Read the records and gather each line that includes "Management".

-- begin DATASET ENTRIES --

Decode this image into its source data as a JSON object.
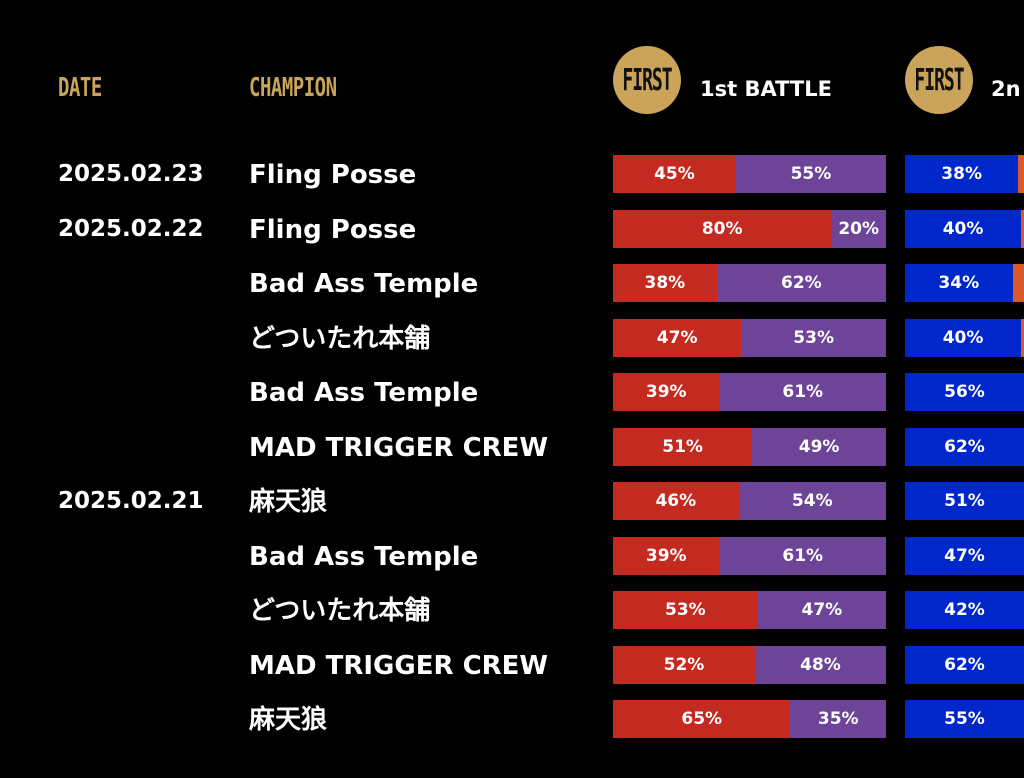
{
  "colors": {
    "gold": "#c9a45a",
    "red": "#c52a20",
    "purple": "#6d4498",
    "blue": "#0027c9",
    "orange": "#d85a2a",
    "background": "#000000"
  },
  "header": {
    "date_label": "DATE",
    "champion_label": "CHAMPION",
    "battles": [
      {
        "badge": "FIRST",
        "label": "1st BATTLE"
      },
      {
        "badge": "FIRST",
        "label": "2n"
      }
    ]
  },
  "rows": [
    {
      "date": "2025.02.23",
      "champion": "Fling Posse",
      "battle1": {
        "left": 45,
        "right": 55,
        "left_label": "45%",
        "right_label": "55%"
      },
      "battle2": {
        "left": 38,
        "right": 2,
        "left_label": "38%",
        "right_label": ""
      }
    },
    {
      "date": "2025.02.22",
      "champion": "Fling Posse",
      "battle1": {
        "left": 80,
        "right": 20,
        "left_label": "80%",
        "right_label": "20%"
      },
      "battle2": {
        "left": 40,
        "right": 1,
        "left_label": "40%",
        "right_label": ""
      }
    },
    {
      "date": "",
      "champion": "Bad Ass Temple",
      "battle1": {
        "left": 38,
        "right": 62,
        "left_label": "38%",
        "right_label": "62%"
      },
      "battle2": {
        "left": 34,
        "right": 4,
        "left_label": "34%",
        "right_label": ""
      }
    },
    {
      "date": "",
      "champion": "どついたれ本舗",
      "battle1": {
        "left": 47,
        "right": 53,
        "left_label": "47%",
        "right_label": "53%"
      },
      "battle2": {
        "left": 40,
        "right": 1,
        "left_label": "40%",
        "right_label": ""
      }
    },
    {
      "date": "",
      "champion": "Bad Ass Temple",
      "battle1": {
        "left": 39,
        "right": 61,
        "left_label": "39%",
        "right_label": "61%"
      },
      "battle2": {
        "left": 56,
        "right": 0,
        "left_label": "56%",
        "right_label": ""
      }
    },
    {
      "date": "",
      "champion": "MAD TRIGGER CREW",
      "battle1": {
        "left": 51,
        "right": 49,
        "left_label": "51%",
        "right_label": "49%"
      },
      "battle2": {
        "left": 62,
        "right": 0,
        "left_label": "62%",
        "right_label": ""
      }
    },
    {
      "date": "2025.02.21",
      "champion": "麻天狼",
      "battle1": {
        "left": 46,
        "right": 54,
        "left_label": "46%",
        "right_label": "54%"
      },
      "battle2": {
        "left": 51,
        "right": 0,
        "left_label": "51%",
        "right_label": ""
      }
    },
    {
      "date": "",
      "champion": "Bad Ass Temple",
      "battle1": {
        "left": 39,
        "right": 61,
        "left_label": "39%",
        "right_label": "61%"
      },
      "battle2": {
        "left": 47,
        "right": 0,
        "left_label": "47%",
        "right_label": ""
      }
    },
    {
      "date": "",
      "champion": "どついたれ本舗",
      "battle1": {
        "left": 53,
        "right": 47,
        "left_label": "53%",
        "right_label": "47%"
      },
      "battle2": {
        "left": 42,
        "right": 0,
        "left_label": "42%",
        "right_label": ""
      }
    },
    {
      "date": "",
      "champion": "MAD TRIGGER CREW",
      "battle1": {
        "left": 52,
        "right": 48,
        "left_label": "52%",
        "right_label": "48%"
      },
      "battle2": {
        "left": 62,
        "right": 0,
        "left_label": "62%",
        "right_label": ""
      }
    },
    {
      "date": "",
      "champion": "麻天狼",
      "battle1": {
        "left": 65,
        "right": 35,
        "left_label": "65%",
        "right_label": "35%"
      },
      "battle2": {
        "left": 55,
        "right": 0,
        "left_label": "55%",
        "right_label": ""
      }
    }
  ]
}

-- end DATASET ENTRIES --
-- begin DATASET ENTRIES --

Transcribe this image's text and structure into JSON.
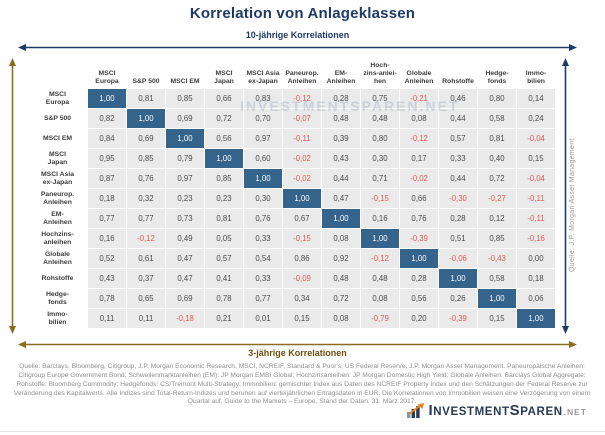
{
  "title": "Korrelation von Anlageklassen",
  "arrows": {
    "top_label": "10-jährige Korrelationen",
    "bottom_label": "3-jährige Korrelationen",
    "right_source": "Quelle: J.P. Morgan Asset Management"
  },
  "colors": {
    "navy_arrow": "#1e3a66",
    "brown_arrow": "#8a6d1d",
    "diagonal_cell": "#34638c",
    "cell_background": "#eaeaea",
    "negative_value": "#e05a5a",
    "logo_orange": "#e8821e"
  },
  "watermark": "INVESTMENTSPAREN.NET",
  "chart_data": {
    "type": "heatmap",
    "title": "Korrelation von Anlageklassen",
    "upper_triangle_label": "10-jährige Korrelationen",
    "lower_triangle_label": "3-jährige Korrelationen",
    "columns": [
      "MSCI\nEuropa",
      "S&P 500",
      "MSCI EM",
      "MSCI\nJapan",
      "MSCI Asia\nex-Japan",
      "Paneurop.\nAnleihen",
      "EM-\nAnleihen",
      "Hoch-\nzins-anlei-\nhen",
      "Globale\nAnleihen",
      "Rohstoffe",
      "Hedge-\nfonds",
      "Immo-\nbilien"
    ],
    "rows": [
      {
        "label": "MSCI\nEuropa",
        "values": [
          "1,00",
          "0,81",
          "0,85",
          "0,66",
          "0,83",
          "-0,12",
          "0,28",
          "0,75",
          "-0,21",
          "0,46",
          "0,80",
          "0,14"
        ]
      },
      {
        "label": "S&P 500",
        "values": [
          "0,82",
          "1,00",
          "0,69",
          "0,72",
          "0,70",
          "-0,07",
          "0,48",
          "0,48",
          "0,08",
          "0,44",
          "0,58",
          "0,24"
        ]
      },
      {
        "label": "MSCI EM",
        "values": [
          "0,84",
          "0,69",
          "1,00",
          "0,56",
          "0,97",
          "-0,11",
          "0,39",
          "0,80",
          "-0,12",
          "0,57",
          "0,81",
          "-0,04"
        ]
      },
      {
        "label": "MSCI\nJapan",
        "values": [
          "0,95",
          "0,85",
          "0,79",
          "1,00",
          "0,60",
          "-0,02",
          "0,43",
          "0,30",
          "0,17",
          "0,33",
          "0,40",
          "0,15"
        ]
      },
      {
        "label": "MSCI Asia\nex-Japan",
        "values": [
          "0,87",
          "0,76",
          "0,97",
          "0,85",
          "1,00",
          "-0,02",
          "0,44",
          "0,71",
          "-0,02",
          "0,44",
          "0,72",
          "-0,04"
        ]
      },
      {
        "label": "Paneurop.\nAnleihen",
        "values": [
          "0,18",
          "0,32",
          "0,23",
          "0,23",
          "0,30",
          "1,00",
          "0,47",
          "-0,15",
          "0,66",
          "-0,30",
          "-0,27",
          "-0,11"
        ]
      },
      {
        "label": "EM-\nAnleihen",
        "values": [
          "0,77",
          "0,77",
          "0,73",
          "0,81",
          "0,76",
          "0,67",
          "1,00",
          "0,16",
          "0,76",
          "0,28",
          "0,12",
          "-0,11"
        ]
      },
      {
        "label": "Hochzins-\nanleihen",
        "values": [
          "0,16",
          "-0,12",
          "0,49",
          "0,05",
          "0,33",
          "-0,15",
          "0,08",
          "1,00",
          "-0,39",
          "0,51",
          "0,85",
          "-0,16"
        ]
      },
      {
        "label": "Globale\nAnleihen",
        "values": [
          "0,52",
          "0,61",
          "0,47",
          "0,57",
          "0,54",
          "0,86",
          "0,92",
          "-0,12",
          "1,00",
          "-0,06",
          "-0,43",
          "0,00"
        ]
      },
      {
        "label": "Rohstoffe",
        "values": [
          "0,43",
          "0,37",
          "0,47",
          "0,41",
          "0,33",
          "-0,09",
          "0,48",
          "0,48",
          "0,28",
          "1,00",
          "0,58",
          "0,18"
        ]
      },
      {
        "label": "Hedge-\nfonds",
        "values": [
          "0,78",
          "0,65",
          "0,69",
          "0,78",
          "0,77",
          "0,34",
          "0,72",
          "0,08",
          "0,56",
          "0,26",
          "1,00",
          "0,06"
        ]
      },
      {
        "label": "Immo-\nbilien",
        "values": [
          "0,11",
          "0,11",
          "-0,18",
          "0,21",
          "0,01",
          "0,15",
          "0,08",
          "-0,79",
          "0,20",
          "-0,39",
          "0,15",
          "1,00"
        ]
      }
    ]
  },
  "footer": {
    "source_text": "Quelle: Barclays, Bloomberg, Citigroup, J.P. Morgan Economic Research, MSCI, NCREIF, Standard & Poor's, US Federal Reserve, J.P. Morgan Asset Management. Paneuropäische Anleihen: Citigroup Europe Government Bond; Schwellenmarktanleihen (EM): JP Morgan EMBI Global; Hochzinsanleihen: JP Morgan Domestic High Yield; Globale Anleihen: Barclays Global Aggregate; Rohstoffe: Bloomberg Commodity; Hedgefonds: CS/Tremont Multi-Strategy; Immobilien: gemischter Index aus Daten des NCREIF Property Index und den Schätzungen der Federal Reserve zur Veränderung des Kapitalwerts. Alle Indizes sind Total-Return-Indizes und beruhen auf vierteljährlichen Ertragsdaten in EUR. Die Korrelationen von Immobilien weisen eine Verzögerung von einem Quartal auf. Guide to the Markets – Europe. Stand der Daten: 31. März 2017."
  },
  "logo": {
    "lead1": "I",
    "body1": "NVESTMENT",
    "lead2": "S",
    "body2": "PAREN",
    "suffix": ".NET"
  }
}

-- end DATASET ENTRIES --

▶ **OUTPUT BELOW**
    "right_source": "Quelle: J.P. Morgan Asset Management"
    "source_text": "Quelle: Barclays, Bloomberg, Citigroup, J.P. Morgan Economic Research, MSCI, NCREIF, Standard & Poor's, US Federal Reserve, J.P. Morgan Asset Management. Paneuropäische Anleihen: Citigroup Europe Government Bond; Schwellenmarktanleihen (EM): JP Morgan EMBI Global; Hochzinsanleihen: JP Morgan Domestic High Yield; Globale Anleihen: Barclays Global Aggregate; Rohstoffe: Bloomberg Commodity; Hedgefonds: CS/Tremont Multi-Strategy; Immobilien: gemischter Index aus Daten des NCREIF Property Index und den Schätzungen der Federal Reserve zur Veränderung des Kapitalwerts. Alle Indizes sind Total-Return-Indizes und beruhen auf vierteljährlichen Ertragsdaten in EUR. Die Korrelationen von Immobilien weisen eine Verzögerung von einem Quartal auf. Guide to the Markets – Europe. Stand der Daten: 31. März 2017."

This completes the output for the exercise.